- [PROBLEM REQUIREMENTS]: Below is some material; transcribe all of it exactly.

Some records:
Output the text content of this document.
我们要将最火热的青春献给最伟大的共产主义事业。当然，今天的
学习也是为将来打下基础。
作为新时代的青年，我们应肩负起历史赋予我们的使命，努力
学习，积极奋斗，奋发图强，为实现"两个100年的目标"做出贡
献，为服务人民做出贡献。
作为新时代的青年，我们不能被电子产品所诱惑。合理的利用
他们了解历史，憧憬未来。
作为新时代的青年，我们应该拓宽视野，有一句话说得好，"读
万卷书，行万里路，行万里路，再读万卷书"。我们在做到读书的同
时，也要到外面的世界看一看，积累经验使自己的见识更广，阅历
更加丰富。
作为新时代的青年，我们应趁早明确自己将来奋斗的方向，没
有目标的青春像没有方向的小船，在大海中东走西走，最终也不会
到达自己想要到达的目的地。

- [PROBLEM SOLUTION]:
Output the text content of this document.
我们要将最火热的青春献给最伟大的共产主义事业。当然，今天的
学习也是为将来打下基础。
作为新时代的青年，我们应肩负起历史赋予我们的使命，努力
学习，积极奋斗，奋发图强，为实现"两个100年的目标"做出贡
献，为服务人民做出贡献。
作为新时代的青年，我们不能被电子产品所诱惑。合理的利用
他们了解历史，憧憬未来。
作为新时代的青年，我们应该拓宽视野，有一句话说得好，"读
万卷书，行万里路，行万里路，再读万卷书"。我们在做到读书的同
时，也要到外面的世界看一看，积累经验使自己的见识更广，阅历
更加丰富。
作为新时代的青年，我们应趁早明确自己将来奋斗的方向，没
有目标的青春像没有方向的小船，在大海中东走西走，最终也不会
到达自己想要到达的目的地。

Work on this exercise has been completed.